• **WHAT IS ASKED**
Transcribe the data that follows precisely, omitting nothing.

____ DATA PROVIDED

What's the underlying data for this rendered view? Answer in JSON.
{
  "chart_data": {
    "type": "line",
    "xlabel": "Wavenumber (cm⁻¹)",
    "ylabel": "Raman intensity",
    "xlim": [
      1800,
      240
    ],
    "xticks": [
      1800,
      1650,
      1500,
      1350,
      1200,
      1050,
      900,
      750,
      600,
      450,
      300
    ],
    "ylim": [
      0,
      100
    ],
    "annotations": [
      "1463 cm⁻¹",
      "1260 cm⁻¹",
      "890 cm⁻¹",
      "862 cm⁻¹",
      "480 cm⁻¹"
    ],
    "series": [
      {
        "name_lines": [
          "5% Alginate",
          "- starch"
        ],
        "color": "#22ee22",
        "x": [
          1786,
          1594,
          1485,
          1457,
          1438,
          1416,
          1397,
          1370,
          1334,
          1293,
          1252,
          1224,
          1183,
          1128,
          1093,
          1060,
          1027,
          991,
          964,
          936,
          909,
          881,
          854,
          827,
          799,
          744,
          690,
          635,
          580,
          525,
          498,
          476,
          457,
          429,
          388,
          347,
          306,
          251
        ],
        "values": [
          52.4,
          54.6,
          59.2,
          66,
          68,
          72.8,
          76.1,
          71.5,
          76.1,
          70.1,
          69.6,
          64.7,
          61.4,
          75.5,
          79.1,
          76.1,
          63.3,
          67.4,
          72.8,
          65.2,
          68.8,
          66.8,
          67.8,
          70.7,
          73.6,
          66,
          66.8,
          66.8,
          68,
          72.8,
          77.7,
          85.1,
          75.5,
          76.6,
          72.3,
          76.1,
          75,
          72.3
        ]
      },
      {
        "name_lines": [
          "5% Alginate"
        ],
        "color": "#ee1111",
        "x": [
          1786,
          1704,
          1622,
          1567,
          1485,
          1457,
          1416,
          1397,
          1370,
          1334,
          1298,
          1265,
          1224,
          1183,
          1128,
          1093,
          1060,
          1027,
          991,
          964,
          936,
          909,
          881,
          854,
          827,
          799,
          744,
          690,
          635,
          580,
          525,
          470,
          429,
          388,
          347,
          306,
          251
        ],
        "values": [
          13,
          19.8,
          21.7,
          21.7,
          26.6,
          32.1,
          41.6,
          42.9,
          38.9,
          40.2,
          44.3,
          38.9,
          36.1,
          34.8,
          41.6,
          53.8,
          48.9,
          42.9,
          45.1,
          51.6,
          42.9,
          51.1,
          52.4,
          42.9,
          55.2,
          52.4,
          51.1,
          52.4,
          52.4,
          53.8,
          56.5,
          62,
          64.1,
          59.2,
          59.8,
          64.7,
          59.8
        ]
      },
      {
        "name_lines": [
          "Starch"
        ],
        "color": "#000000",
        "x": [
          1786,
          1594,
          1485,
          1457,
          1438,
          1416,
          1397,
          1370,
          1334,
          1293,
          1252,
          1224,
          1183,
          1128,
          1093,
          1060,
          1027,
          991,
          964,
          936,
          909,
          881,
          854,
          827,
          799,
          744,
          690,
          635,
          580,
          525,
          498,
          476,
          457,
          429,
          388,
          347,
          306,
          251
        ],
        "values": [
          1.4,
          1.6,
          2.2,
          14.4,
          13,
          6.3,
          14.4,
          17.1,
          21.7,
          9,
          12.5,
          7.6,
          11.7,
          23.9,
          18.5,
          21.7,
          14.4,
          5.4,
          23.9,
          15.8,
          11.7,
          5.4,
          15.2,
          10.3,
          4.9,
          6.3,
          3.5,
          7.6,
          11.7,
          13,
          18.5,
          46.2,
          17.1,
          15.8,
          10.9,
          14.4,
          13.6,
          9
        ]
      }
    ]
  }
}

________

• **FULL ANSWER**
What's the underlying data for this rendered view? Answer in JSON.
{
  "chart_data": {
    "type": "line",
    "xlabel": "Wavenumber (cm⁻¹)",
    "ylabel": "Raman intensity",
    "xlim": [
      1800,
      240
    ],
    "xticks": [
      1800,
      1650,
      1500,
      1350,
      1200,
      1050,
      900,
      750,
      600,
      450,
      300
    ],
    "ylim": [
      0,
      100
    ],
    "annotations": [
      "1463 cm⁻¹",
      "1260 cm⁻¹",
      "890 cm⁻¹",
      "862 cm⁻¹",
      "480 cm⁻¹"
    ],
    "series": [
      {
        "name_lines": [
          "5% Alginate",
          "- starch"
        ],
        "color": "#22ee22",
        "x": [
          1786,
          1594,
          1485,
          1457,
          1438,
          1416,
          1397,
          1370,
          1334,
          1293,
          1252,
          1224,
          1183,
          1128,
          1093,
          1060,
          1027,
          991,
          964,
          936,
          909,
          881,
          854,
          827,
          799,
          744,
          690,
          635,
          580,
          525,
          498,
          476,
          457,
          429,
          388,
          347,
          306,
          251
        ],
        "values": [
          52.4,
          54.6,
          59.2,
          66,
          68,
          72.8,
          76.1,
          71.5,
          76.1,
          70.1,
          69.6,
          64.7,
          61.4,
          75.5,
          79.1,
          76.1,
          63.3,
          67.4,
          72.8,
          65.2,
          68.8,
          66.8,
          67.8,
          70.7,
          73.6,
          66,
          66.8,
          66.8,
          68,
          72.8,
          77.7,
          85.1,
          75.5,
          76.6,
          72.3,
          76.1,
          75,
          72.3
        ]
      },
      {
        "name_lines": [
          "5% Alginate"
        ],
        "color": "#ee1111",
        "x": [
          1786,
          1704,
          1622,
          1567,
          1485,
          1457,
          1416,
          1397,
          1370,
          1334,
          1298,
          1265,
          1224,
          1183,
          1128,
          1093,
          1060,
          1027,
          991,
          964,
          936,
          909,
          881,
          854,
          827,
          799,
          744,
          690,
          635,
          580,
          525,
          470,
          429,
          388,
          347,
          306,
          251
        ],
        "values": [
          13,
          19.8,
          21.7,
          21.7,
          26.6,
          32.1,
          41.6,
          42.9,
          38.9,
          40.2,
          44.3,
          38.9,
          36.1,
          34.8,
          41.6,
          53.8,
          48.9,
          42.9,
          45.1,
          51.6,
          42.9,
          51.1,
          52.4,
          42.9,
          55.2,
          52.4,
          51.1,
          52.4,
          52.4,
          53.8,
          56.5,
          62,
          64.1,
          59.2,
          59.8,
          64.7,
          59.8
        ]
      },
      {
        "name_lines": [
          "Starch"
        ],
        "color": "#000000",
        "x": [
          1786,
          1594,
          1485,
          1457,
          1438,
          1416,
          1397,
          1370,
          1334,
          1293,
          1252,
          1224,
          1183,
          1128,
          1093,
          1060,
          1027,
          991,
          964,
          936,
          909,
          881,
          854,
          827,
          799,
          744,
          690,
          635,
          580,
          525,
          498,
          476,
          457,
          429,
          388,
          347,
          306,
          251
        ],
        "values": [
          1.4,
          1.6,
          2.2,
          14.4,
          13,
          6.3,
          14.4,
          17.1,
          21.7,
          9,
          12.5,
          7.6,
          11.7,
          23.9,
          18.5,
          21.7,
          14.4,
          5.4,
          23.9,
          15.8,
          11.7,
          5.4,
          15.2,
          10.3,
          4.9,
          6.3,
          3.5,
          7.6,
          11.7,
          13,
          18.5,
          46.2,
          17.1,
          15.8,
          10.9,
          14.4,
          13.6,
          9
        ]
      }
    ]
  }
}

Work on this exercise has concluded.